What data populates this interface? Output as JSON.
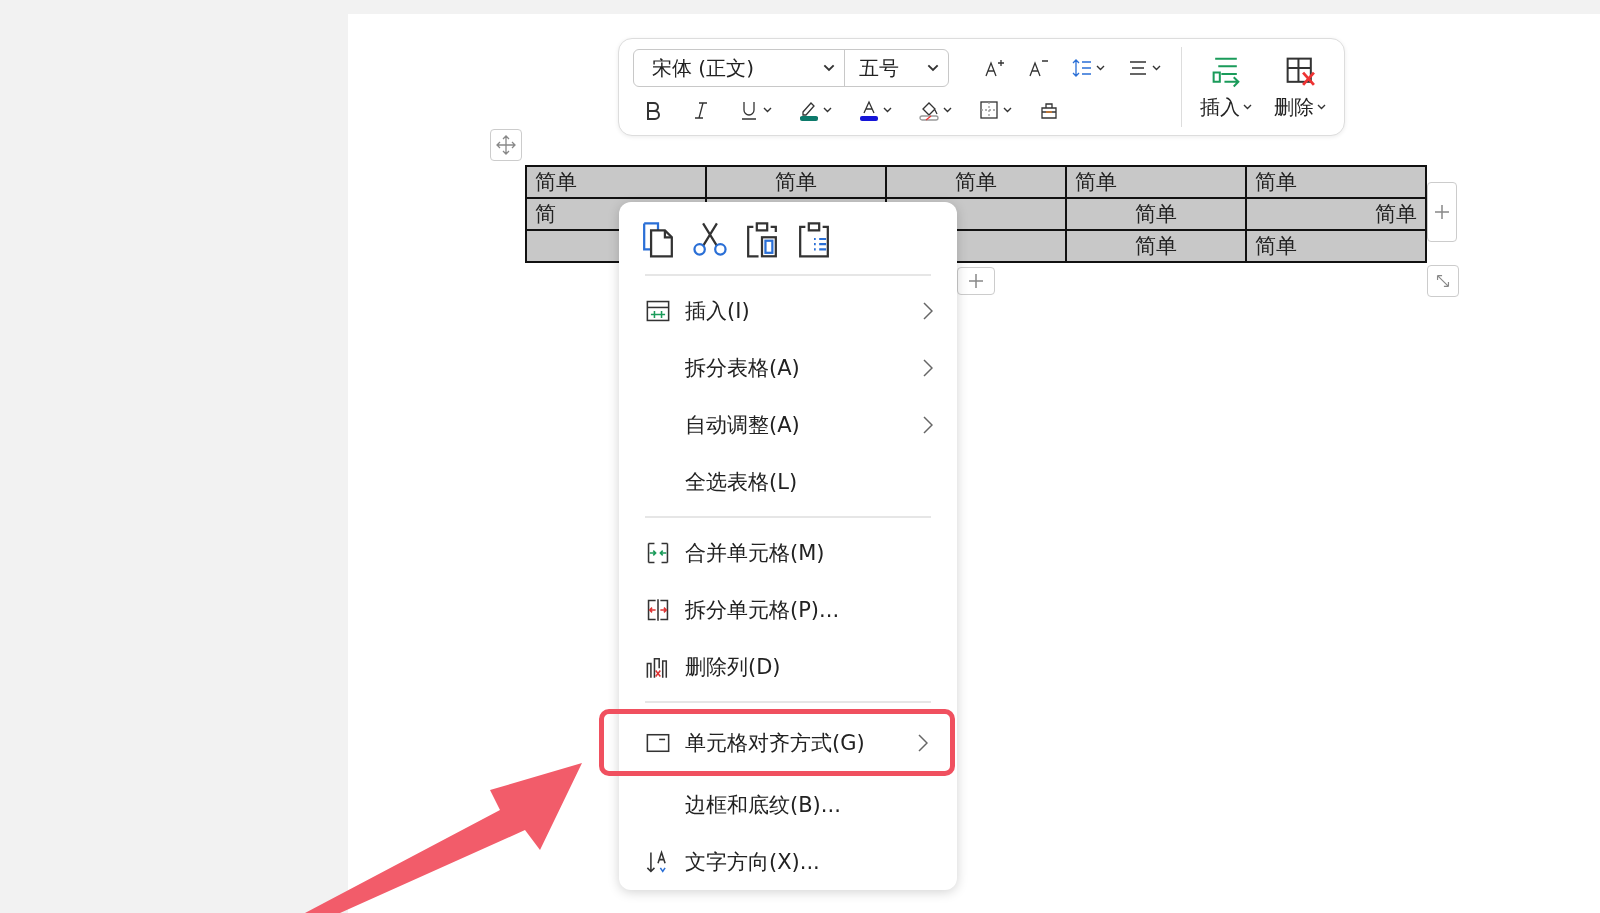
{
  "toolbar": {
    "font_field": {
      "value": "宋体 (正文)"
    },
    "size_field": {
      "value": "五号"
    },
    "insert_button": {
      "label": "插入"
    },
    "delete_button": {
      "label": "删除"
    }
  },
  "table": {
    "rows": [
      [
        {
          "text": "简单"
        },
        {
          "text": "简单"
        },
        {
          "text": "简单"
        },
        {
          "text": "简单"
        },
        {
          "text": "简单"
        }
      ],
      [
        {
          "text": "简"
        },
        {},
        {},
        {
          "text": "简单"
        },
        {
          "text": "简单"
        }
      ],
      [
        {},
        {},
        {},
        {
          "text": "简单"
        },
        {
          "text": "简单"
        }
      ]
    ]
  },
  "context_menu": {
    "groups": [
      {
        "items": [
          {
            "label": "插入(I)",
            "submenu": true,
            "highlighted": false
          },
          {
            "label": "拆分表格(A)",
            "submenu": true,
            "highlighted": false
          },
          {
            "label": "自动调整(A)",
            "submenu": true,
            "highlighted": false
          },
          {
            "label": "全选表格(L)",
            "submenu": false,
            "highlighted": false
          }
        ]
      },
      {
        "items": [
          {
            "label": "合并单元格(M)",
            "submenu": false,
            "highlighted": false
          },
          {
            "label": "拆分单元格(P)...",
            "submenu": false,
            "highlighted": false
          },
          {
            "label": "删除列(D)",
            "submenu": false,
            "highlighted": false
          }
        ]
      },
      {
        "items": [
          {
            "label": "单元格对齐方式(G)",
            "submenu": true,
            "highlighted": true
          },
          {
            "label": "边框和底纹(B)...",
            "submenu": false,
            "highlighted": false
          },
          {
            "label": "文字方向(X)...",
            "submenu": false,
            "highlighted": false
          }
        ]
      }
    ]
  }
}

::::::::::

Each record must be quoted in full and exactly. Do not include the pictures.

What data populates this interface? Output as JSON.
{
  "toolbar": {
    "font_field": {
      "value": "宋体 (正文)"
    },
    "size_field": {
      "value": "五号"
    },
    "insert_button": {
      "label": "插入"
    },
    "delete_button": {
      "label": "删除"
    }
  },
  "table": {
    "rows": [
      [
        {
          "text": "简单"
        },
        {
          "text": "简单"
        },
        {
          "text": "简单"
        },
        {
          "text": "简单"
        },
        {
          "text": "简单"
        }
      ],
      [
        {
          "text": "简"
        },
        {},
        {},
        {
          "text": "简单"
        },
        {
          "text": "简单"
        }
      ],
      [
        {},
        {},
        {},
        {
          "text": "简单"
        },
        {
          "text": "简单"
        }
      ]
    ]
  },
  "context_menu": {
    "groups": [
      {
        "items": [
          {
            "label": "插入(I)",
            "submenu": true,
            "highlighted": false
          },
          {
            "label": "拆分表格(A)",
            "submenu": true,
            "highlighted": false
          },
          {
            "label": "自动调整(A)",
            "submenu": true,
            "highlighted": false
          },
          {
            "label": "全选表格(L)",
            "submenu": false,
            "highlighted": false
          }
        ]
      },
      {
        "items": [
          {
            "label": "合并单元格(M)",
            "submenu": false,
            "highlighted": false
          },
          {
            "label": "拆分单元格(P)...",
            "submenu": false,
            "highlighted": false
          },
          {
            "label": "删除列(D)",
            "submenu": false,
            "highlighted": false
          }
        ]
      },
      {
        "items": [
          {
            "label": "单元格对齐方式(G)",
            "submenu": true,
            "highlighted": true
          },
          {
            "label": "边框和底纹(B)...",
            "submenu": false,
            "highlighted": false
          },
          {
            "label": "文字方向(X)...",
            "submenu": false,
            "highlighted": false
          }
        ]
      }
    ]
  }
}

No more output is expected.